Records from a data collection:
···

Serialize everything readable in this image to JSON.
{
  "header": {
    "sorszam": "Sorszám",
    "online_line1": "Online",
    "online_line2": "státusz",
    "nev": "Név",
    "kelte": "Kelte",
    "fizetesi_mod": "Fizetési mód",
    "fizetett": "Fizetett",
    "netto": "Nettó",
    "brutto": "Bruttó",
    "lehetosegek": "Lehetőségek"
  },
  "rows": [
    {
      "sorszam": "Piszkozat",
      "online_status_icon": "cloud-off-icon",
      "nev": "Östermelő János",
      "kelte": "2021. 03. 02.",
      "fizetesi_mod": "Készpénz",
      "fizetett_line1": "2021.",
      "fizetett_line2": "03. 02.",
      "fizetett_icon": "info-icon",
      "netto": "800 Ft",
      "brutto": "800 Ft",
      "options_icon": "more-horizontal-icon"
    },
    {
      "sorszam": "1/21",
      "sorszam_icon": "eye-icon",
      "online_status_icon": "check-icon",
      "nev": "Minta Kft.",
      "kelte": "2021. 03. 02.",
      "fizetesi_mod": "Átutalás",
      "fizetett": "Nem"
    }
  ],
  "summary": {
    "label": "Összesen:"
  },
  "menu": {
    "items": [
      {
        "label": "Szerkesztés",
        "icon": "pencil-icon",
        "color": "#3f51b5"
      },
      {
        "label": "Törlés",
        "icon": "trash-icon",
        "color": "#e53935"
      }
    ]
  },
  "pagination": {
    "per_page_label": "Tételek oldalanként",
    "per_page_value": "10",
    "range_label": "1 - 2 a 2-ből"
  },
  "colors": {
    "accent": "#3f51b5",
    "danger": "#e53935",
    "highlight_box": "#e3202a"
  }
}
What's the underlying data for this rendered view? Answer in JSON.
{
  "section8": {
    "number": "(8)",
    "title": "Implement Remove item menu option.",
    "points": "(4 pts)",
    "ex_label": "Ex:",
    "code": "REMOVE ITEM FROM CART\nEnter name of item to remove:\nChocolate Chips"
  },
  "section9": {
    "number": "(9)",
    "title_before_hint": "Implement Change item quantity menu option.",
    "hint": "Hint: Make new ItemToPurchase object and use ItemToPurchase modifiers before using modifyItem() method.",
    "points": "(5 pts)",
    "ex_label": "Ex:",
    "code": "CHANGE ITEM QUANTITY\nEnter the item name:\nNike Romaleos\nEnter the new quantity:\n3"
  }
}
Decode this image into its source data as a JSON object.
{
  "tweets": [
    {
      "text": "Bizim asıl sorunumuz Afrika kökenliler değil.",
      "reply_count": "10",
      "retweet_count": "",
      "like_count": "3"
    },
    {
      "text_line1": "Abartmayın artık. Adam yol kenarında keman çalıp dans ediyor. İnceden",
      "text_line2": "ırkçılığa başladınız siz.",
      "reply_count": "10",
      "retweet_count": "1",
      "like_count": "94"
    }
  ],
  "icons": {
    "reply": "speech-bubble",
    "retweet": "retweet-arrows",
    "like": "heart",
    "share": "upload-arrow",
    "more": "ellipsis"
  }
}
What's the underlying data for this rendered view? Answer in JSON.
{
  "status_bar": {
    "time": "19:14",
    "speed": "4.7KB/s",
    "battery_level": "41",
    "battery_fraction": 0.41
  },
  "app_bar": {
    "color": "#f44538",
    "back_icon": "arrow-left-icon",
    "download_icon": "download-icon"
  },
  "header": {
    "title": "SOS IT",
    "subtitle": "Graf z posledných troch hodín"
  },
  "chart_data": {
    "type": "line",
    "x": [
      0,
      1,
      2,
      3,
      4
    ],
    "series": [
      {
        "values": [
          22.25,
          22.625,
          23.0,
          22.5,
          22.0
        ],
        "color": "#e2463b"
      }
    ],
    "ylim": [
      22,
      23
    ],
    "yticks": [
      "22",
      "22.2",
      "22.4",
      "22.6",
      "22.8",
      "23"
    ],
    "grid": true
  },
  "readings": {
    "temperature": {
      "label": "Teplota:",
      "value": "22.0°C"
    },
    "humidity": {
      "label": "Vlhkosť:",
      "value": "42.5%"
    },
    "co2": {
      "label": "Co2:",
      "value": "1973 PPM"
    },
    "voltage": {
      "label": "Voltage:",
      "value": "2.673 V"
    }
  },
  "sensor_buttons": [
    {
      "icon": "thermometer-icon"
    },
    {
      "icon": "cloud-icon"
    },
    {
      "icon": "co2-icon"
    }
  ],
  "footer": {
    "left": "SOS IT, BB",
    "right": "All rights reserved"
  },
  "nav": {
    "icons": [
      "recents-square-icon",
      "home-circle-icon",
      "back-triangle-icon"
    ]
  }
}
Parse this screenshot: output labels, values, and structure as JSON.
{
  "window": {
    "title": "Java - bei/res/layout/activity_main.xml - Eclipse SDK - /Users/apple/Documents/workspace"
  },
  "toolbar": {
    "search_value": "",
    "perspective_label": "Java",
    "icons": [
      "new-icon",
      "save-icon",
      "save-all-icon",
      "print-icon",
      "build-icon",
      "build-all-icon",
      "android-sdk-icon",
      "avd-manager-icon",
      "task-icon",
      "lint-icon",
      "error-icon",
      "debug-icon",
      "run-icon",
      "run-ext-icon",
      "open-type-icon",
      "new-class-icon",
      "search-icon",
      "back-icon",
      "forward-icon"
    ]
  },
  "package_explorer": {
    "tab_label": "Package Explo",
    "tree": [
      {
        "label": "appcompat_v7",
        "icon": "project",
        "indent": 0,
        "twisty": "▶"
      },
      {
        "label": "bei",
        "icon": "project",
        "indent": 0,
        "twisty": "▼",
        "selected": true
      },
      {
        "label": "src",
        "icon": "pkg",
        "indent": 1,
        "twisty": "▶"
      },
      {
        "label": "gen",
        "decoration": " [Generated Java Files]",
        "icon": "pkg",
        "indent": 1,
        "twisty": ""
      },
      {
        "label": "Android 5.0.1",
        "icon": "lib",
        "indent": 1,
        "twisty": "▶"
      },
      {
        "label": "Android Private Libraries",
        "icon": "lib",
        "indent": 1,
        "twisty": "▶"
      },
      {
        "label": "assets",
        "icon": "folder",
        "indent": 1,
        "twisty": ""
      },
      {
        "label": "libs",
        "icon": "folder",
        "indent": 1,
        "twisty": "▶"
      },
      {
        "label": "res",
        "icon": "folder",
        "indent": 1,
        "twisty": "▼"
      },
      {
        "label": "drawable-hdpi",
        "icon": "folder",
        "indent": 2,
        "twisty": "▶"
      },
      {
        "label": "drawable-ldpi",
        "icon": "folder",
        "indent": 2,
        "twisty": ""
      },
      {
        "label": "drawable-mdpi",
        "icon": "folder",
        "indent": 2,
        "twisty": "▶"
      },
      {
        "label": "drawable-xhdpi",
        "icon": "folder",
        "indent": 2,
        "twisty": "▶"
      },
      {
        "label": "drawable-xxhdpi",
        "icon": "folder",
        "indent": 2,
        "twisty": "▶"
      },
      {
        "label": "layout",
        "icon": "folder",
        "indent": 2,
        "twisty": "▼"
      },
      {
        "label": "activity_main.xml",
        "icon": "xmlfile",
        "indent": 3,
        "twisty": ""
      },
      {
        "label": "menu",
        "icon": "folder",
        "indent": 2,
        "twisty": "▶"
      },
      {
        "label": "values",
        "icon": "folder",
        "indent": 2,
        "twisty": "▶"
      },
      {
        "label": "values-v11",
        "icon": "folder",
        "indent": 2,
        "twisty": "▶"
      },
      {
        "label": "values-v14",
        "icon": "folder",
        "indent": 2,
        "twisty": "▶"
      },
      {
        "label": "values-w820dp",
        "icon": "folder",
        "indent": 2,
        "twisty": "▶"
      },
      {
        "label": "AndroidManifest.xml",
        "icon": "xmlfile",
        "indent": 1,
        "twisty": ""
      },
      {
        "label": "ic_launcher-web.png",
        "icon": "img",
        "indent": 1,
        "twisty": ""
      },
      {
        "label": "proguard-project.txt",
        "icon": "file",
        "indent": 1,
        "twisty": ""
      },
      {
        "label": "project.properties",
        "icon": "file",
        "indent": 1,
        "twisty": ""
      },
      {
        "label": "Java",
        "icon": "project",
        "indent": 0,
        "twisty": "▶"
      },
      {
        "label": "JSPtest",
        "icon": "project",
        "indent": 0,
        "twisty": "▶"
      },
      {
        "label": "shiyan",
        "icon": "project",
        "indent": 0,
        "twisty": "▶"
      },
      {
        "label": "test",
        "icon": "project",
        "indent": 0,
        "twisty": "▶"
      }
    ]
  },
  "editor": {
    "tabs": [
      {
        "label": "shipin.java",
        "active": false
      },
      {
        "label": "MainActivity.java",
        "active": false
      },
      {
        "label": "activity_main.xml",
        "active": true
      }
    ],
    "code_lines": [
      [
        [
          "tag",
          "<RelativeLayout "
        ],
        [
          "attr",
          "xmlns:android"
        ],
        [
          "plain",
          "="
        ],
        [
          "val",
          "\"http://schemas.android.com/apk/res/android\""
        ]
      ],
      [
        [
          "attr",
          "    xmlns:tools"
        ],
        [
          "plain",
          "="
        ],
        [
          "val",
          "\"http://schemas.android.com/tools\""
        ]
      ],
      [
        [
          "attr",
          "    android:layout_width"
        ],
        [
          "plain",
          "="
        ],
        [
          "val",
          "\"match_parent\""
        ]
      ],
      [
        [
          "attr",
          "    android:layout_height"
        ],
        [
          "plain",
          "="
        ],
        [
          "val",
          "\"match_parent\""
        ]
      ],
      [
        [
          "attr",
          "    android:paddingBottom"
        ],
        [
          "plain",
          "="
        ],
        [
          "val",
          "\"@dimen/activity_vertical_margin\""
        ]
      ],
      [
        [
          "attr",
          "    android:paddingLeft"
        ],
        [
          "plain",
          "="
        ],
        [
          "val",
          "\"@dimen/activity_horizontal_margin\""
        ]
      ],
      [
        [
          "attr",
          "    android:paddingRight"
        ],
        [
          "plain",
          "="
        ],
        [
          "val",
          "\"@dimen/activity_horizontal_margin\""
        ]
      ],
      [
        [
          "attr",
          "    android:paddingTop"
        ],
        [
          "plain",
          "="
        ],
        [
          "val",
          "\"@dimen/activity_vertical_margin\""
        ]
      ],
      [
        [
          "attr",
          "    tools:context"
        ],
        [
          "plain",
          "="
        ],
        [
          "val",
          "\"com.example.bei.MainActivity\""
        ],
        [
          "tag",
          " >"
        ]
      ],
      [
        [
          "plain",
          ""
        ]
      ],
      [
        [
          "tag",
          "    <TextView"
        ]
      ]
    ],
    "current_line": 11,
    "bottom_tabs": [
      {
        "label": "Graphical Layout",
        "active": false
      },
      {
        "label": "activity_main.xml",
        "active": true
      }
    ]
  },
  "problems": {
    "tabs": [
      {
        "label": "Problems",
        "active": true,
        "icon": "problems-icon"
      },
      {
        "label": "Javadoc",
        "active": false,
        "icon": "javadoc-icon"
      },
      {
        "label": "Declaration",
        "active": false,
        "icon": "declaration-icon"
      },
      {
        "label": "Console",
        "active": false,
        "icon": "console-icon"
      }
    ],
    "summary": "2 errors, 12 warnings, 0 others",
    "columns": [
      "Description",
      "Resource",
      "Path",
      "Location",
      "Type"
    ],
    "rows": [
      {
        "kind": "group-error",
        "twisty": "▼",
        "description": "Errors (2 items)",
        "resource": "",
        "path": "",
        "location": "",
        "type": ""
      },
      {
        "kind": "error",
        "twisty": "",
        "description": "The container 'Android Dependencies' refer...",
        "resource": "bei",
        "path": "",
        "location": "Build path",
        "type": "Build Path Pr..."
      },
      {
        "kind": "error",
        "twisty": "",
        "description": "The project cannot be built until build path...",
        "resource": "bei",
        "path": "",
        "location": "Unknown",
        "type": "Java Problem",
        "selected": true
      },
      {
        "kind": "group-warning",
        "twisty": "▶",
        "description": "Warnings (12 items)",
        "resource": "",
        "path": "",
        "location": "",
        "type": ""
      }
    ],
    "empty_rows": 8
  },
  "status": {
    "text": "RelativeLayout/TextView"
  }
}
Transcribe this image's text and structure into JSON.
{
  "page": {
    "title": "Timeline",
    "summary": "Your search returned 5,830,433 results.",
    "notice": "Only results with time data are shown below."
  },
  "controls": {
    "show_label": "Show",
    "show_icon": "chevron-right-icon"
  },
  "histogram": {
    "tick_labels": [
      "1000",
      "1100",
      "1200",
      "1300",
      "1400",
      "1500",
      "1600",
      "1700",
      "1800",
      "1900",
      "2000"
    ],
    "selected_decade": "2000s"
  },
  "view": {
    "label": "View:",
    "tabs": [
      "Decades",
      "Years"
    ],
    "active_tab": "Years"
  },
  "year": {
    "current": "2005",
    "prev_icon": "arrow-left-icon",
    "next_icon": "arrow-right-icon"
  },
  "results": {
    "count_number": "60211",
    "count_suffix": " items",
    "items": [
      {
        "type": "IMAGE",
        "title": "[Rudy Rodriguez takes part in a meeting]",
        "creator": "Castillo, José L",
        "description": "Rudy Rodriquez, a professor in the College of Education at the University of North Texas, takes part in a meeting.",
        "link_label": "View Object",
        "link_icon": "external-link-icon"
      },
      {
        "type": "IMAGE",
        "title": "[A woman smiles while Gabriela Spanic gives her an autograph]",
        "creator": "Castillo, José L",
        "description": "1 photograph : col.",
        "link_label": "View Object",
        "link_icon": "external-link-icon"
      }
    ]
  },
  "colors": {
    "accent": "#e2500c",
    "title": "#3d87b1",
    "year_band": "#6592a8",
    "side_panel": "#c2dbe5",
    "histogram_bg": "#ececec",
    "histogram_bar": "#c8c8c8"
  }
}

···

▶ [Requirements]: From the data above, pick out each line containing "group" and copy it.

▶ [In response]:
        "kind": "group-error",
        "kind": "group-warning",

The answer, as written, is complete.